─── Records for this task
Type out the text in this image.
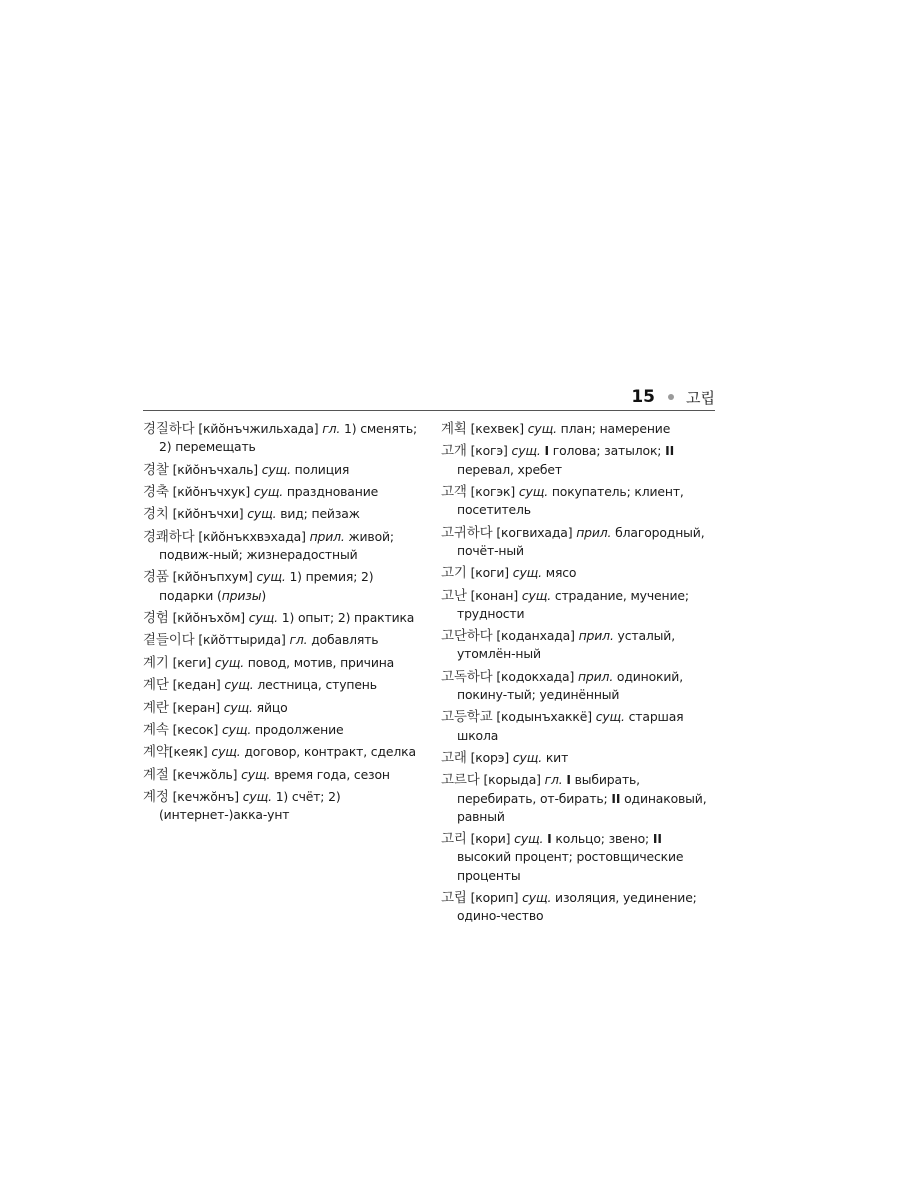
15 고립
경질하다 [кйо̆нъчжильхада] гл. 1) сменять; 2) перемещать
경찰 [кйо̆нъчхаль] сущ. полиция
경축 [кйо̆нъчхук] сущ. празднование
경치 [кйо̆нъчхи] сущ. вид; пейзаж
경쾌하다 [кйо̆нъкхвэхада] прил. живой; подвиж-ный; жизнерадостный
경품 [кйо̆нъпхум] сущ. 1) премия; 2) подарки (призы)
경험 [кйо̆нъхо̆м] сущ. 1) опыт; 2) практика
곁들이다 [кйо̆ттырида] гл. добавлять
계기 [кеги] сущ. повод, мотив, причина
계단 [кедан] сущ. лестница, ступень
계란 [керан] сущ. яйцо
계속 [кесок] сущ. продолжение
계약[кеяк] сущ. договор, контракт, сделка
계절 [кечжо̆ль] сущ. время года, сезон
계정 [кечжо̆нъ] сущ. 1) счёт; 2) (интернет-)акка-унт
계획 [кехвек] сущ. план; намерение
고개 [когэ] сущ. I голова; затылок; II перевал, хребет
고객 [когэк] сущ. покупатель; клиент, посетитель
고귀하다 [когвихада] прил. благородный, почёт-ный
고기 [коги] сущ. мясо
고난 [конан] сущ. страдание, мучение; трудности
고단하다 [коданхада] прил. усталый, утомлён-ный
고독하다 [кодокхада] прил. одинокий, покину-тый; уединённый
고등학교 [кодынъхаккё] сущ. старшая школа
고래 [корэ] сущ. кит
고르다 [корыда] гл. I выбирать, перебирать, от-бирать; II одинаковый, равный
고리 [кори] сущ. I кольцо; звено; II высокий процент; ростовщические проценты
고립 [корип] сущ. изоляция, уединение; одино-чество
──────
─── Records for this task
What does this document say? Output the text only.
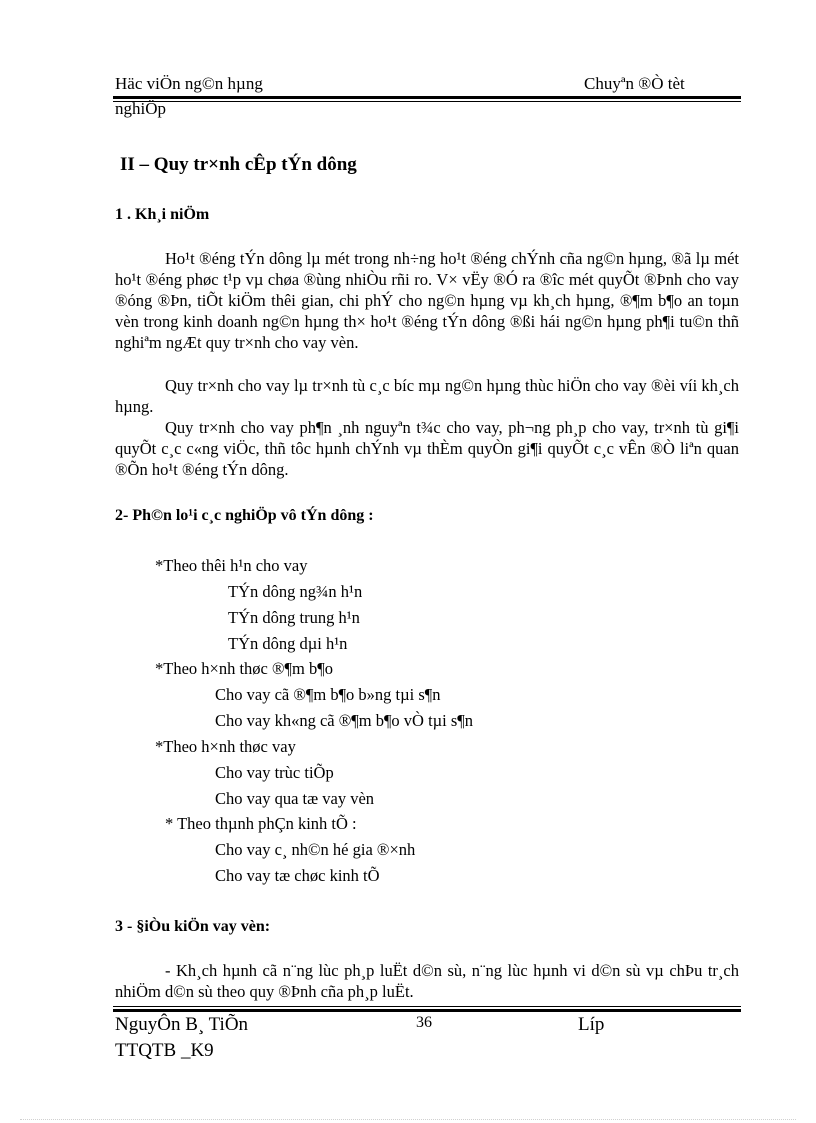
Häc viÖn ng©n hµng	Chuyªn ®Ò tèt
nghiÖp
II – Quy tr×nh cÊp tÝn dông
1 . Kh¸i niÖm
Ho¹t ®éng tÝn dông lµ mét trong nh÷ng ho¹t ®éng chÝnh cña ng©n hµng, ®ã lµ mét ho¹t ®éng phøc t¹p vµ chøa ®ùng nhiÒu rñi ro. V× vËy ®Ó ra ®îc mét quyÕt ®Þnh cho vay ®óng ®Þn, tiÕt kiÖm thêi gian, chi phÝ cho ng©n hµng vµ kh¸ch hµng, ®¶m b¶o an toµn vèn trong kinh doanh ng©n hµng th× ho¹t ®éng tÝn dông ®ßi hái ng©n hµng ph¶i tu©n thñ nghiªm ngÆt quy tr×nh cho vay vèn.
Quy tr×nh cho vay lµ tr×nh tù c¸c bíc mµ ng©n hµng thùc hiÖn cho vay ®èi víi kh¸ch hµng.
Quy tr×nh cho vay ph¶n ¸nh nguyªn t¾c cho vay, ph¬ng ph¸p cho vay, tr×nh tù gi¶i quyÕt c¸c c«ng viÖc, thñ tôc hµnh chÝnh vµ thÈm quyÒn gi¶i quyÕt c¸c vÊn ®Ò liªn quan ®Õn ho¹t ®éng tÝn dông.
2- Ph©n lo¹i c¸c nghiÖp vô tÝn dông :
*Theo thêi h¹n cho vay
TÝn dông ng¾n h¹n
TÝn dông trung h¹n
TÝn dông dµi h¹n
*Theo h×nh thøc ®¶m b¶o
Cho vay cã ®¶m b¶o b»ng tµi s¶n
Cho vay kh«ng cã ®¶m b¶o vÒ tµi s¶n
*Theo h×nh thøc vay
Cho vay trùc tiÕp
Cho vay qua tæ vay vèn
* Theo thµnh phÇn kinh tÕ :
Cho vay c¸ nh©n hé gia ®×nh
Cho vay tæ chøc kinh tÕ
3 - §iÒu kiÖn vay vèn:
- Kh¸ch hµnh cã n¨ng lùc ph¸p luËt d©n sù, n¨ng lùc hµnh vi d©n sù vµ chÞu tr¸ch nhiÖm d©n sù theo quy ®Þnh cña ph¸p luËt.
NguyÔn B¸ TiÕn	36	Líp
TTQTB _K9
──────
-- Given task --
Search the records above for the string "chÝnh". Copy every line that contains it.

-- The output --
Ho¹t ®éng tÝn dông lµ mét trong nh÷ng ho¹t ®éng chÝnh cña ng©n hµng, ®ã lµ mét ho¹t ®éng phøc t¹p vµ chøa ®ùng nhiÒu rñi ro. V× vËy ®Ó ra ®îc mét quyÕt ®Þnh cho vay ®óng ®Þn, tiÕt kiÖm thêi gian, chi phÝ cho ng©n hµng vµ kh¸ch hµng, ®¶m b¶o an toµn vèn trong kinh doanh ng©n hµng th× ho¹t ®éng tÝn dông ®ßi hái ng©n hµng ph¶i tu©n thñ nghiªm ngÆt quy tr×nh cho vay vèn.
Quy tr×nh cho vay ph¶n ¸nh nguyªn t¾c cho vay, ph¬ng ph¸p cho vay, tr×nh tù gi¶i quyÕt c¸c c«ng viÖc, thñ tôc hµnh chÝnh vµ thÈm quyÒn gi¶i quyÕt c¸c vÊn ®Ò liªn quan ®Õn ho¹t ®éng tÝn dông.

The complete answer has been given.